>> BEGIN Excerpted data

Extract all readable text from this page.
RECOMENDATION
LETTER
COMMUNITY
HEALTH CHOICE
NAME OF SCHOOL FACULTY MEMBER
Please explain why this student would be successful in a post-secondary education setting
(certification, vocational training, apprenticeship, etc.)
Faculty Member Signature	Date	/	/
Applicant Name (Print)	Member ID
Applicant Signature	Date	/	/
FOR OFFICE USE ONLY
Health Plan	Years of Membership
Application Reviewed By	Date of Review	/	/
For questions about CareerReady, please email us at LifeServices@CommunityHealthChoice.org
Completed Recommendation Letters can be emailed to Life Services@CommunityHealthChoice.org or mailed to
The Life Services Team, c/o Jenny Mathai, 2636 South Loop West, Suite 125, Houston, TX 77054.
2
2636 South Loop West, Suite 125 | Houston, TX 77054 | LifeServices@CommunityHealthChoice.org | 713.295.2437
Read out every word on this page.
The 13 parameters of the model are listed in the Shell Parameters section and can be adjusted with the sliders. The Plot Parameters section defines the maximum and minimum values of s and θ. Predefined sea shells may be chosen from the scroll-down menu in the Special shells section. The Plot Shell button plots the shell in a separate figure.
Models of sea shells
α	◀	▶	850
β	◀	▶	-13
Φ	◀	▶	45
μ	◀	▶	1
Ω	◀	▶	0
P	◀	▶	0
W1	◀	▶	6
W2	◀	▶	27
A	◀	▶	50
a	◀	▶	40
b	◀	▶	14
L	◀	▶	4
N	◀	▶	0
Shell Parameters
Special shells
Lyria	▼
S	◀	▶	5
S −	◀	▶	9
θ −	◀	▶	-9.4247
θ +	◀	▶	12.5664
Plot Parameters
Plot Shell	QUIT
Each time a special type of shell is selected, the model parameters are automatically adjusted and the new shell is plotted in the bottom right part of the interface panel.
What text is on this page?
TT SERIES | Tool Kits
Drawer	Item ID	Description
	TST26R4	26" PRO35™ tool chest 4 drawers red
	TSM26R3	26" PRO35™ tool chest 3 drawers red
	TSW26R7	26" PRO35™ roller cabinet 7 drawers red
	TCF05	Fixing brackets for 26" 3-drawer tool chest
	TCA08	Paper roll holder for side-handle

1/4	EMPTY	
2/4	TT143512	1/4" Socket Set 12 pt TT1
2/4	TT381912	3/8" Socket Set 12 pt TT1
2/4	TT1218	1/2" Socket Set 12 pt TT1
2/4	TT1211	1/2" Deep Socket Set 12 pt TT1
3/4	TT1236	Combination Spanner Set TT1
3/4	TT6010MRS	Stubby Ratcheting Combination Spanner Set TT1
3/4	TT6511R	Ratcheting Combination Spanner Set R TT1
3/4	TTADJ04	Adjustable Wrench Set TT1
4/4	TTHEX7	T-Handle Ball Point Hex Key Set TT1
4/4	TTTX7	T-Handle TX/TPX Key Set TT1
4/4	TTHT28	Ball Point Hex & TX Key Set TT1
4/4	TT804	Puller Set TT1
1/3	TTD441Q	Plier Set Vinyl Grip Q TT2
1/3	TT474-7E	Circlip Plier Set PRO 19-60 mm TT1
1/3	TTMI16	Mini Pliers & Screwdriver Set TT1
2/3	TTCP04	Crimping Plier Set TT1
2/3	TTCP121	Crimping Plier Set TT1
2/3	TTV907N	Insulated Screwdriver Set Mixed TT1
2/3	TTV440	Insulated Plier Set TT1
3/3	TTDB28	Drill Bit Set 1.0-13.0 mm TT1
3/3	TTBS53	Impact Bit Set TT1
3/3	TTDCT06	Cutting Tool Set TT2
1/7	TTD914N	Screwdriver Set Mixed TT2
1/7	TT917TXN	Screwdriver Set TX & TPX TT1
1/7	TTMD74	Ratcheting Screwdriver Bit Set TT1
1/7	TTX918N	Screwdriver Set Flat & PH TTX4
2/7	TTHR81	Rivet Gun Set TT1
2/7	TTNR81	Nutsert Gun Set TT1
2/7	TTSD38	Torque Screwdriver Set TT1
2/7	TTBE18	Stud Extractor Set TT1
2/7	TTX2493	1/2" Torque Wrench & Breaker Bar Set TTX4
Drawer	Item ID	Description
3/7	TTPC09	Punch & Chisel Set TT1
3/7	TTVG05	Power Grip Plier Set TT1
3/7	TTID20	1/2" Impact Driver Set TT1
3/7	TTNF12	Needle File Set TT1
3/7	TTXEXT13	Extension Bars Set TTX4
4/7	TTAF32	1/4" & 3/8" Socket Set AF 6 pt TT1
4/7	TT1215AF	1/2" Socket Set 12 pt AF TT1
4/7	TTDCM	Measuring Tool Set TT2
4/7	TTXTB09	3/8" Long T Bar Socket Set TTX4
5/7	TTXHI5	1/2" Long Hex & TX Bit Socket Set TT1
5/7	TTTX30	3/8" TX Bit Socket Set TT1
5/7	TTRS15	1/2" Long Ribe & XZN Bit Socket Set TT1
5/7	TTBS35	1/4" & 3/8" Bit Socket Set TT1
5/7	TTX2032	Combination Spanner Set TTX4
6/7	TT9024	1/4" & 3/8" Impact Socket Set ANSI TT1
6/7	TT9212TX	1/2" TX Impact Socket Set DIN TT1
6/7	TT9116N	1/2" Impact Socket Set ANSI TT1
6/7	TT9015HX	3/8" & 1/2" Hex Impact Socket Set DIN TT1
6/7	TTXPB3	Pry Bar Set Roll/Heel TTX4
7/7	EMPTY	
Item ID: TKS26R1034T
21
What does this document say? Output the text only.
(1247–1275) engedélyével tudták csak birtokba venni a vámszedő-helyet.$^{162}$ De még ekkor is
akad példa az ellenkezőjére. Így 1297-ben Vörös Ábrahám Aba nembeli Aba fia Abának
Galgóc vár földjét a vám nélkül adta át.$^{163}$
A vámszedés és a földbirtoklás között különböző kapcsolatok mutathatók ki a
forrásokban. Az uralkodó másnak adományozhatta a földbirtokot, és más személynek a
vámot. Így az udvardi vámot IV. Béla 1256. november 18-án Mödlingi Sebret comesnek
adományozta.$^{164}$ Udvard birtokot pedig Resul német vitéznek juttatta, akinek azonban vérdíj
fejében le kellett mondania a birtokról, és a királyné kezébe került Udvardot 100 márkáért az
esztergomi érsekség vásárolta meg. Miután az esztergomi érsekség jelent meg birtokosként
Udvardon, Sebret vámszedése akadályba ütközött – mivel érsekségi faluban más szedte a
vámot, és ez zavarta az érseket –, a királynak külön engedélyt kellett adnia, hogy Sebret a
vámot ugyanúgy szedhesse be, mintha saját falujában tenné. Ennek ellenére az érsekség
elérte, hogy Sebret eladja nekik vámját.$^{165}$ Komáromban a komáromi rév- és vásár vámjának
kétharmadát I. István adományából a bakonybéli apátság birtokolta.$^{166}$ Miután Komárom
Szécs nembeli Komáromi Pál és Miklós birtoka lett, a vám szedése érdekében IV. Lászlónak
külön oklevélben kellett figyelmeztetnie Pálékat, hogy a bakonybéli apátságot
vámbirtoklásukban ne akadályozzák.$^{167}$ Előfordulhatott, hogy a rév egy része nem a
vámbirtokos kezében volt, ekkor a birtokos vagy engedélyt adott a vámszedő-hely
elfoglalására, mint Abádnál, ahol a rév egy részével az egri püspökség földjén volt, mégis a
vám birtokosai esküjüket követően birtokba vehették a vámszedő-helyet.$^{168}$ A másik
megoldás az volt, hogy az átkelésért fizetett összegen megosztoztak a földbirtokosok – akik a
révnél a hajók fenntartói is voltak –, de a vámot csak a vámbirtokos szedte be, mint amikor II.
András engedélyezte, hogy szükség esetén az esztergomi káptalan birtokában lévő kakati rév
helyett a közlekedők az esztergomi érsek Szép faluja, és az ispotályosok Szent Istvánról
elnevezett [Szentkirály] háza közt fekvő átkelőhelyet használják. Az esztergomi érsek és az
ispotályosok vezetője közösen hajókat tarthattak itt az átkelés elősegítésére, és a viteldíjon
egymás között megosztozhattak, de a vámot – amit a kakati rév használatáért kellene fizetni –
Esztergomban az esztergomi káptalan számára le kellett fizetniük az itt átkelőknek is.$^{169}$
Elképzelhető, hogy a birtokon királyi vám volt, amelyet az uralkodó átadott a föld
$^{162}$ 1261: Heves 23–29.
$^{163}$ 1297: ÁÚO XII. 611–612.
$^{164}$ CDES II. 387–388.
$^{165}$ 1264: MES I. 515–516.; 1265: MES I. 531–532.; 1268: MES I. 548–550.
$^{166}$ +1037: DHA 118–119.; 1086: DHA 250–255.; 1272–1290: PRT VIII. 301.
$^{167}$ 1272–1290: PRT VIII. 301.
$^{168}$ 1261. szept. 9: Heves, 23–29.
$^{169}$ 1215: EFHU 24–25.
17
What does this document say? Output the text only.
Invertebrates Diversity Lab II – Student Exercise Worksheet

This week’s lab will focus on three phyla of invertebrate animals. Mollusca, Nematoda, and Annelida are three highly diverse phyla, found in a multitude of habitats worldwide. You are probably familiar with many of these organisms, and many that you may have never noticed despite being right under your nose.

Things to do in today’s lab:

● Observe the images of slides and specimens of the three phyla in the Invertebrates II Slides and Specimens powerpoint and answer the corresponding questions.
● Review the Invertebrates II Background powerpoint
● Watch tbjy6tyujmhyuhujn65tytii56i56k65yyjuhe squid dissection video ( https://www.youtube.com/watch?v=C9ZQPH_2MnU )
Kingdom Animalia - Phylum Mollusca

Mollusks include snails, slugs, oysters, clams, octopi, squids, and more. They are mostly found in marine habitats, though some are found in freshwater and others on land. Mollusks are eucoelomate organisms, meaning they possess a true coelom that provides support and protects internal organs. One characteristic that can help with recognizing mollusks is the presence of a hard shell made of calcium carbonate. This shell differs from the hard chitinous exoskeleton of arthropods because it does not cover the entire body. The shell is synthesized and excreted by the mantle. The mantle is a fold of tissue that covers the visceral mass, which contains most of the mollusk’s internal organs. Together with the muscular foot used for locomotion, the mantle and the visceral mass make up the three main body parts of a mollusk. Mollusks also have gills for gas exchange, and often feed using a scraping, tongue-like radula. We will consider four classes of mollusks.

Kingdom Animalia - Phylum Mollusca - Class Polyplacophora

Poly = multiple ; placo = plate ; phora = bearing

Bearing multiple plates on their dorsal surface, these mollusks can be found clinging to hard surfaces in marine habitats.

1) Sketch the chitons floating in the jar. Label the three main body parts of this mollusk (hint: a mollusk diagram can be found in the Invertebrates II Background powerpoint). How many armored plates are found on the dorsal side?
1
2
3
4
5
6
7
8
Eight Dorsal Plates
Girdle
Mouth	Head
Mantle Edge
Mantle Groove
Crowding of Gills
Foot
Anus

>> END Excerpted data

- [Instructions to follow]:
The required answer is a single number: the count of lines in the entries that hold the string "Phylum".

- [Task result]:
2